== ENTRIES SHOWN ==

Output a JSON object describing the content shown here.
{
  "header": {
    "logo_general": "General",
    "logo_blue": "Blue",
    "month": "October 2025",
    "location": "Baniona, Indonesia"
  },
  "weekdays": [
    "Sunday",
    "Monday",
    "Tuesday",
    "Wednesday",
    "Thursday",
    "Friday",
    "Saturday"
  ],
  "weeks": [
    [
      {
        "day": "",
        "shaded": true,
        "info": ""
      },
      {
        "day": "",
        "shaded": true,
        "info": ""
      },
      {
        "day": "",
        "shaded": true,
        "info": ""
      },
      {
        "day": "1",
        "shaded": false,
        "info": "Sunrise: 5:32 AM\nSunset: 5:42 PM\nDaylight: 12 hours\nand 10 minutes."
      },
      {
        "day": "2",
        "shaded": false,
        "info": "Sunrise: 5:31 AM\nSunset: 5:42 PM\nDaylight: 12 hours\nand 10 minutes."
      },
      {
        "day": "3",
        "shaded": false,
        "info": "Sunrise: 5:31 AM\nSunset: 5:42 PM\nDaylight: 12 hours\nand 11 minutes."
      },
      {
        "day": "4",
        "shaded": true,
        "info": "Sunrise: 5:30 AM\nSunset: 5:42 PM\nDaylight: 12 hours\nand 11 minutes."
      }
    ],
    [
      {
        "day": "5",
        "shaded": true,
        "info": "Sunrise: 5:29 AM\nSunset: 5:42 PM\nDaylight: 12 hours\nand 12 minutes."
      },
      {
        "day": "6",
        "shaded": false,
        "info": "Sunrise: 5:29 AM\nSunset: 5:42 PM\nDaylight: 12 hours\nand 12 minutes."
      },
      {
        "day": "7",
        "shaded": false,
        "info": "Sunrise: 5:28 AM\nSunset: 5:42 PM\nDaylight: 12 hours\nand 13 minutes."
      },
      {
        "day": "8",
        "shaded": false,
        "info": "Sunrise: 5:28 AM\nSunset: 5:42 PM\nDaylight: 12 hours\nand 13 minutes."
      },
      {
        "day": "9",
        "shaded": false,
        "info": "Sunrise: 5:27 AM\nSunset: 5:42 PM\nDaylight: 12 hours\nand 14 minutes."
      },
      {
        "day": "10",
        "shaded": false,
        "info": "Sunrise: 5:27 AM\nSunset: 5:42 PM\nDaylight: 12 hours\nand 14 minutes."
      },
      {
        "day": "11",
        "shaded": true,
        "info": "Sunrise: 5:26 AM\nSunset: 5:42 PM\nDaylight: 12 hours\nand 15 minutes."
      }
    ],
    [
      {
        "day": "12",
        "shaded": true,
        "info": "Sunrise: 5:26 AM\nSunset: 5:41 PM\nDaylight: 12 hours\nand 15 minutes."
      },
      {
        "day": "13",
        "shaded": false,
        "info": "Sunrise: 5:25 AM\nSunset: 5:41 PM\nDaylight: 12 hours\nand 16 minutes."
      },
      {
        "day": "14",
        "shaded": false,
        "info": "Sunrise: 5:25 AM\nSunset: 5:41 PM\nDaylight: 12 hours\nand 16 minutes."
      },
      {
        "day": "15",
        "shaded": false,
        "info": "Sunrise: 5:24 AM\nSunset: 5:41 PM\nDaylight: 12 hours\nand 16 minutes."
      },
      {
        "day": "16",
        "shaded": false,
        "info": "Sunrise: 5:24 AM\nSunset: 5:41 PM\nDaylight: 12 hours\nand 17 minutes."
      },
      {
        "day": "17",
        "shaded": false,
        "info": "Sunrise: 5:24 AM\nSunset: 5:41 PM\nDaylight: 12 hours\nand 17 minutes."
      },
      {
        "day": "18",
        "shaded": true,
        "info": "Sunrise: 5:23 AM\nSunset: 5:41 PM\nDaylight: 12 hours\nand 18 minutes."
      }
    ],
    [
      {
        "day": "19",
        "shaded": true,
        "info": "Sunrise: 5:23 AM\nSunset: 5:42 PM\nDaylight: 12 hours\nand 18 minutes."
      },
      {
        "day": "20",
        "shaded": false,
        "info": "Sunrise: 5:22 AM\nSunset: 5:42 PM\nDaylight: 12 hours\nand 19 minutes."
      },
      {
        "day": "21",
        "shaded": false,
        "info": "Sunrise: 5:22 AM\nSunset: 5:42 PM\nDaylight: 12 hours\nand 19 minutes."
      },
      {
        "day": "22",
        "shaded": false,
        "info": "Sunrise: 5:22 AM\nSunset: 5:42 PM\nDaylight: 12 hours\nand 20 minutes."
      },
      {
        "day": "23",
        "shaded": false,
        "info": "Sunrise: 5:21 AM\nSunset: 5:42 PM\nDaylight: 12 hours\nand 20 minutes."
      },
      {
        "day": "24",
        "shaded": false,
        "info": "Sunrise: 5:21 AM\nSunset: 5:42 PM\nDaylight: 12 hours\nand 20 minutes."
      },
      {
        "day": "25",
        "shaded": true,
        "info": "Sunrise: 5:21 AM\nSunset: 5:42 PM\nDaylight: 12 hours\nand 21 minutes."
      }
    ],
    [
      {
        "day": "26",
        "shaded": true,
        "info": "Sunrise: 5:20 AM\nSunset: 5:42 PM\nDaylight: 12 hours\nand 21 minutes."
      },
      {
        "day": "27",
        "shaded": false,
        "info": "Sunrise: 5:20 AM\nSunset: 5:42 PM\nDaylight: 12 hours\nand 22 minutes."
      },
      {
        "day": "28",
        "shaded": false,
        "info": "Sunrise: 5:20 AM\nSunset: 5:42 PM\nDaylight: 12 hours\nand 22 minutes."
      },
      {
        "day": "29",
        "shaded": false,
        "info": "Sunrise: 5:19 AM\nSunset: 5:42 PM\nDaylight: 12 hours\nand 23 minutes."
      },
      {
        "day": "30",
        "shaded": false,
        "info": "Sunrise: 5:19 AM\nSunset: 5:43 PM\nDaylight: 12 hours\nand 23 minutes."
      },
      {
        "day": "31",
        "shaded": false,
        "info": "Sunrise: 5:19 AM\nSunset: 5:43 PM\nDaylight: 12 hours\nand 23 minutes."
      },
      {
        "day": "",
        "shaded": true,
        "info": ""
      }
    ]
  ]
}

===

DIRECTION -> Copy out every entry again, exactly as it was given.

SOLVED EXERCISE ->
Output a JSON object describing the content shown here.
{
  "header": {
    "logo_general": "General",
    "logo_blue": "Blue",
    "month": "October 2025",
    "location": "Baniona, Indonesia"
  },
  "weekdays": [
    "Sunday",
    "Monday",
    "Tuesday",
    "Wednesday",
    "Thursday",
    "Friday",
    "Saturday"
  ],
  "weeks": [
    [
      {
        "day": "",
        "shaded": true,
        "info": ""
      },
      {
        "day": "",
        "shaded": true,
        "info": ""
      },
      {
        "day": "",
        "shaded": true,
        "info": ""
      },
      {
        "day": "1",
        "shaded": false,
        "info": "Sunrise: 5:32 AM\nSunset: 5:42 PM\nDaylight: 12 hours\nand 10 minutes."
      },
      {
        "day": "2",
        "shaded": false,
        "info": "Sunrise: 5:31 AM\nSunset: 5:42 PM\nDaylight: 12 hours\nand 10 minutes."
      },
      {
        "day": "3",
        "shaded": false,
        "info": "Sunrise: 5:31 AM\nSunset: 5:42 PM\nDaylight: 12 hours\nand 11 minutes."
      },
      {
        "day": "4",
        "shaded": true,
        "info": "Sunrise: 5:30 AM\nSunset: 5:42 PM\nDaylight: 12 hours\nand 11 minutes."
      }
    ],
    [
      {
        "day": "5",
        "shaded": true,
        "info": "Sunrise: 5:29 AM\nSunset: 5:42 PM\nDaylight: 12 hours\nand 12 minutes."
      },
      {
        "day": "6",
        "shaded": false,
        "info": "Sunrise: 5:29 AM\nSunset: 5:42 PM\nDaylight: 12 hours\nand 12 minutes."
      },
      {
        "day": "7",
        "shaded": false,
        "info": "Sunrise: 5:28 AM\nSunset: 5:42 PM\nDaylight: 12 hours\nand 13 minutes."
      },
      {
        "day": "8",
        "shaded": false,
        "info": "Sunrise: 5:28 AM\nSunset: 5:42 PM\nDaylight: 12 hours\nand 13 minutes."
      },
      {
        "day": "9",
        "shaded": false,
        "info": "Sunrise: 5:27 AM\nSunset: 5:42 PM\nDaylight: 12 hours\nand 14 minutes."
      },
      {
        "day": "10",
        "shaded": false,
        "info": "Sunrise: 5:27 AM\nSunset: 5:42 PM\nDaylight: 12 hours\nand 14 minutes."
      },
      {
        "day": "11",
        "shaded": true,
        "info": "Sunrise: 5:26 AM\nSunset: 5:42 PM\nDaylight: 12 hours\nand 15 minutes."
      }
    ],
    [
      {
        "day": "12",
        "shaded": true,
        "info": "Sunrise: 5:26 AM\nSunset: 5:41 PM\nDaylight: 12 hours\nand 15 minutes."
      },
      {
        "day": "13",
        "shaded": false,
        "info": "Sunrise: 5:25 AM\nSunset: 5:41 PM\nDaylight: 12 hours\nand 16 minutes."
      },
      {
        "day": "14",
        "shaded": false,
        "info": "Sunrise: 5:25 AM\nSunset: 5:41 PM\nDaylight: 12 hours\nand 16 minutes."
      },
      {
        "day": "15",
        "shaded": false,
        "info": "Sunrise: 5:24 AM\nSunset: 5:41 PM\nDaylight: 12 hours\nand 16 minutes."
      },
      {
        "day": "16",
        "shaded": false,
        "info": "Sunrise: 5:24 AM\nSunset: 5:41 PM\nDaylight: 12 hours\nand 17 minutes."
      },
      {
        "day": "17",
        "shaded": false,
        "info": "Sunrise: 5:24 AM\nSunset: 5:41 PM\nDaylight: 12 hours\nand 17 minutes."
      },
      {
        "day": "18",
        "shaded": true,
        "info": "Sunrise: 5:23 AM\nSunset: 5:41 PM\nDaylight: 12 hours\nand 18 minutes."
      }
    ],
    [
      {
        "day": "19",
        "shaded": true,
        "info": "Sunrise: 5:23 AM\nSunset: 5:42 PM\nDaylight: 12 hours\nand 18 minutes."
      },
      {
        "day": "20",
        "shaded": false,
        "info": "Sunrise: 5:22 AM\nSunset: 5:42 PM\nDaylight: 12 hours\nand 19 minutes."
      },
      {
        "day": "21",
        "shaded": false,
        "info": "Sunrise: 5:22 AM\nSunset: 5:42 PM\nDaylight: 12 hours\nand 19 minutes."
      },
      {
        "day": "22",
        "shaded": false,
        "info": "Sunrise: 5:22 AM\nSunset: 5:42 PM\nDaylight: 12 hours\nand 20 minutes."
      },
      {
        "day": "23",
        "shaded": false,
        "info": "Sunrise: 5:21 AM\nSunset: 5:42 PM\nDaylight: 12 hours\nand 20 minutes."
      },
      {
        "day": "24",
        "shaded": false,
        "info": "Sunrise: 5:21 AM\nSunset: 5:42 PM\nDaylight: 12 hours\nand 20 minutes."
      },
      {
        "day": "25",
        "shaded": true,
        "info": "Sunrise: 5:21 AM\nSunset: 5:42 PM\nDaylight: 12 hours\nand 21 minutes."
      }
    ],
    [
      {
        "day": "26",
        "shaded": true,
        "info": "Sunrise: 5:20 AM\nSunset: 5:42 PM\nDaylight: 12 hours\nand 21 minutes."
      },
      {
        "day": "27",
        "shaded": false,
        "info": "Sunrise: 5:20 AM\nSunset: 5:42 PM\nDaylight: 12 hours\nand 22 minutes."
      },
      {
        "day": "28",
        "shaded": false,
        "info": "Sunrise: 5:20 AM\nSunset: 5:42 PM\nDaylight: 12 hours\nand 22 minutes."
      },
      {
        "day": "29",
        "shaded": false,
        "info": "Sunrise: 5:19 AM\nSunset: 5:42 PM\nDaylight: 12 hours\nand 23 minutes."
      },
      {
        "day": "30",
        "shaded": false,
        "info": "Sunrise: 5:19 AM\nSunset: 5:43 PM\nDaylight: 12 hours\nand 23 minutes."
      },
      {
        "day": "31",
        "shaded": false,
        "info": "Sunrise: 5:19 AM\nSunset: 5:43 PM\nDaylight: 12 hours\nand 23 minutes."
      },
      {
        "day": "",
        "shaded": true,
        "info": ""
      }
    ]
  ]
}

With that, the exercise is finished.